**OBJECTIVE**. Copy out all lines where "große" appears.

**ITEMS**.
•••••
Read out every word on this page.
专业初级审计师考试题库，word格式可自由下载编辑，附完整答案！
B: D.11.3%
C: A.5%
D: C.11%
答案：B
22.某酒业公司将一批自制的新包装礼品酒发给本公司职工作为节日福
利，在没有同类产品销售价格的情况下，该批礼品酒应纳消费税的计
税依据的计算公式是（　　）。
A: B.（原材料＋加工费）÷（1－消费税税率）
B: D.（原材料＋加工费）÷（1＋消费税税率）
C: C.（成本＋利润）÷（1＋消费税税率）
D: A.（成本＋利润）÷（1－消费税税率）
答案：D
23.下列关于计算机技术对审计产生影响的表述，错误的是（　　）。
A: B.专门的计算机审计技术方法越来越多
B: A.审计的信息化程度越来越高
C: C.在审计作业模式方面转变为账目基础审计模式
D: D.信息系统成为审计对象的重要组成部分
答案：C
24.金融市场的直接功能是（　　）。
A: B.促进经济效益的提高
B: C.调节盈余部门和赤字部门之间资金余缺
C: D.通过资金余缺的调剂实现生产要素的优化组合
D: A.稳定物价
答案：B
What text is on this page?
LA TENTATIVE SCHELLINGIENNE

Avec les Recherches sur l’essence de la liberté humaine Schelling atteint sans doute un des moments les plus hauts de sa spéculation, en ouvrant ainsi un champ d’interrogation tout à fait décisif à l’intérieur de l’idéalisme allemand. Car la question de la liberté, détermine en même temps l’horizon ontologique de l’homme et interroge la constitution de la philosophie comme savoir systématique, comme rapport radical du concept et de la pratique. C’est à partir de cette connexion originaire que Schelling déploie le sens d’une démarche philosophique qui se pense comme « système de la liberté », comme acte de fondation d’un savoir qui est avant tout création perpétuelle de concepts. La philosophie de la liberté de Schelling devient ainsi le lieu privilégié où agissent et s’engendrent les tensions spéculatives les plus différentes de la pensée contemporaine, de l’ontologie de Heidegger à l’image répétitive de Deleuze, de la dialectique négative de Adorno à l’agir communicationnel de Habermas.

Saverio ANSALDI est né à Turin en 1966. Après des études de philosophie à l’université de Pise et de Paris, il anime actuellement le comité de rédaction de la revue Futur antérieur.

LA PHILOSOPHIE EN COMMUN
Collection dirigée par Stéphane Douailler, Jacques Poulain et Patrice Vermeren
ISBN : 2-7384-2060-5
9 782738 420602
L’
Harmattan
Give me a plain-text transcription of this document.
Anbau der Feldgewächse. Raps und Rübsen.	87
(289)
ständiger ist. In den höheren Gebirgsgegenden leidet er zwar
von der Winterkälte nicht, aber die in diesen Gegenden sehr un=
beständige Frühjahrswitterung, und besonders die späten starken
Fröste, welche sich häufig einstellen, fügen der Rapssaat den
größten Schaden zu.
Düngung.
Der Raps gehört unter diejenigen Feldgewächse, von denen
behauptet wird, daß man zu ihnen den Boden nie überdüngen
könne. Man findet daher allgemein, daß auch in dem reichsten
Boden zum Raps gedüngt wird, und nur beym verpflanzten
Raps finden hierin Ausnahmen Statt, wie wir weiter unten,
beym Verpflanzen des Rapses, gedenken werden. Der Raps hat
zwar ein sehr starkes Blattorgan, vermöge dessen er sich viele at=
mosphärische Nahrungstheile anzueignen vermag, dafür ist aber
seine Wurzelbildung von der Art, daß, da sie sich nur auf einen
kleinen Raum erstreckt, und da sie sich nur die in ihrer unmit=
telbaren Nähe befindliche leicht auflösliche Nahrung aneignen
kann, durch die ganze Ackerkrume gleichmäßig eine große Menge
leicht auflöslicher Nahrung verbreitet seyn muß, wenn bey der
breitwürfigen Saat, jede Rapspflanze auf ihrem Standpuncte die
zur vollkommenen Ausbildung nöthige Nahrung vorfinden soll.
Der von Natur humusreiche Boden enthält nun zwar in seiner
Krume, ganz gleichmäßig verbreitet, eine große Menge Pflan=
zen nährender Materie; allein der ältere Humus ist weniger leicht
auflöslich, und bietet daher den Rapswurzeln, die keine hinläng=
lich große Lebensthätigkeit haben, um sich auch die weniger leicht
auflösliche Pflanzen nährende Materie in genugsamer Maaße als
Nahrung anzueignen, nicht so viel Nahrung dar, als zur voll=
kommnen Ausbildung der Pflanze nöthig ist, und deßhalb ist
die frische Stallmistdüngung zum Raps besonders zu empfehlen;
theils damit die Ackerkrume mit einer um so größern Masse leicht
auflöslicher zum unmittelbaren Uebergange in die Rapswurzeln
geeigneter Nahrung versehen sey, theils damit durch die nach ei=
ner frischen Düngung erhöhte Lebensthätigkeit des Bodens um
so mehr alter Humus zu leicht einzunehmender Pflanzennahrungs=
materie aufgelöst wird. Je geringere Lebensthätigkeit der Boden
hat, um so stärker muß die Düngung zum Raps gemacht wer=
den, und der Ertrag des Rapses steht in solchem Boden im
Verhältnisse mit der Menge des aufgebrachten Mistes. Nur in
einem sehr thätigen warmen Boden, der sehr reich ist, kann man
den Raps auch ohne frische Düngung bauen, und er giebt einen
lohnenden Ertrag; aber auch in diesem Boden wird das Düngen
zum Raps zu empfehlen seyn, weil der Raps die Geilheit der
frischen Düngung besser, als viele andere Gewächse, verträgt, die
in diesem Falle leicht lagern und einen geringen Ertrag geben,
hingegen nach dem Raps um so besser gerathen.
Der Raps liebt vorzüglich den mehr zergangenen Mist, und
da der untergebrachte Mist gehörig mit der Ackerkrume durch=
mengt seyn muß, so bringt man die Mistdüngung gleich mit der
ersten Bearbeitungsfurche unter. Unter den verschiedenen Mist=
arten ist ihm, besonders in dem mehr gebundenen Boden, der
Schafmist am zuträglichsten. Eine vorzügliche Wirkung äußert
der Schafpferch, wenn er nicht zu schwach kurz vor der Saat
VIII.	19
•••••
**OUTPUT**.
kann, durch die ganze Ackerkrume gleichmäßig eine große Menge
Krume, ganz gleichmäßig verbreitet, eine große Menge Pflan=
lich große Lebensthätigkeit haben, um sich auch die weniger leicht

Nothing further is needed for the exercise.